◆ Direction:
Repeat the listing word for word. No pictures belong in the copy.

◆ Extracted material:
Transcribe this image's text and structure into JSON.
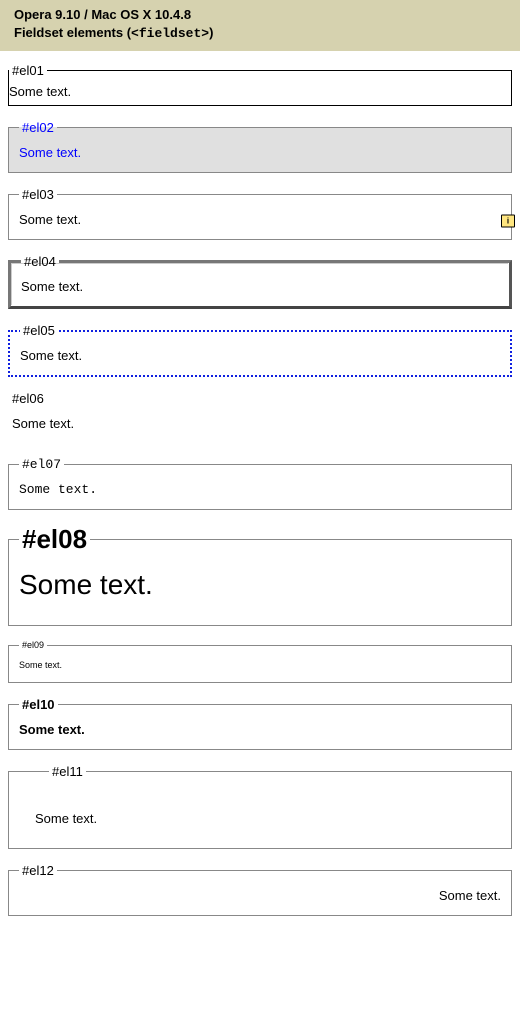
{
  "header": {
    "line1": "Opera 9.10 / Mac OS X 10.4.8",
    "line2_prefix": "Fieldset elements (",
    "line2_tag": "<fieldset>",
    "line2_suffix": ")"
  },
  "items": [
    {
      "legend": "#el01",
      "body": "Some text."
    },
    {
      "legend": "#el02",
      "body": "Some text."
    },
    {
      "legend": "#el03",
      "body": "Some text.",
      "badge": "i"
    },
    {
      "legend": "#el04",
      "body": "Some text."
    },
    {
      "legend": "#el05",
      "body": "Some text."
    },
    {
      "legend": "#el06",
      "body": "Some text."
    },
    {
      "legend": "#el07",
      "body": "Some text."
    },
    {
      "legend": "#el08",
      "body": "Some text."
    },
    {
      "legend": "#el09",
      "body": "Some text."
    },
    {
      "legend": "#el10",
      "body": "Some text."
    },
    {
      "legend": "#el11",
      "body": "Some text."
    },
    {
      "legend": "#el12",
      "body": "Some text."
    }
  ]
}
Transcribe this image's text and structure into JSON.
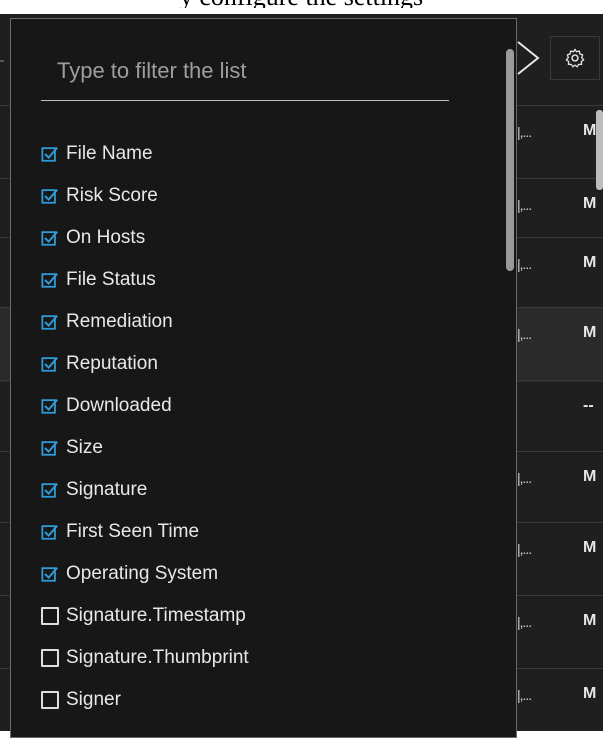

◆ In response:
Transcribe this image's text and structure into JSON.
{
  "header": {
    "line1": "Opera 9.10 / Mac OS X 10.4.8",
    "line2_prefix": "Fieldset elements (",
    "line2_tag": "<fieldset>",
    "line2_suffix": ")"
  },
  "items": [
    {
      "legend": "#el01",
      "body": "Some text."
    },
    {
      "legend": "#el02",
      "body": "Some text."
    },
    {
      "legend": "#el03",
      "body": "Some text.",
      "badge": "i"
    },
    {
      "legend": "#el04",
      "body": "Some text."
    },
    {
      "legend": "#el05",
      "body": "Some text."
    },
    {
      "legend": "#el06",
      "body": "Some text."
    },
    {
      "legend": "#el07",
      "body": "Some text."
    },
    {
      "legend": "#el08",
      "body": "Some text."
    },
    {
      "legend": "#el09",
      "body": "Some text."
    },
    {
      "legend": "#el10",
      "body": "Some text."
    },
    {
      "legend": "#el11",
      "body": "Some text."
    },
    {
      "legend": "#el12",
      "body": "Some text."
    }
  ]
}
Transcribe this image's text and structure into JSON.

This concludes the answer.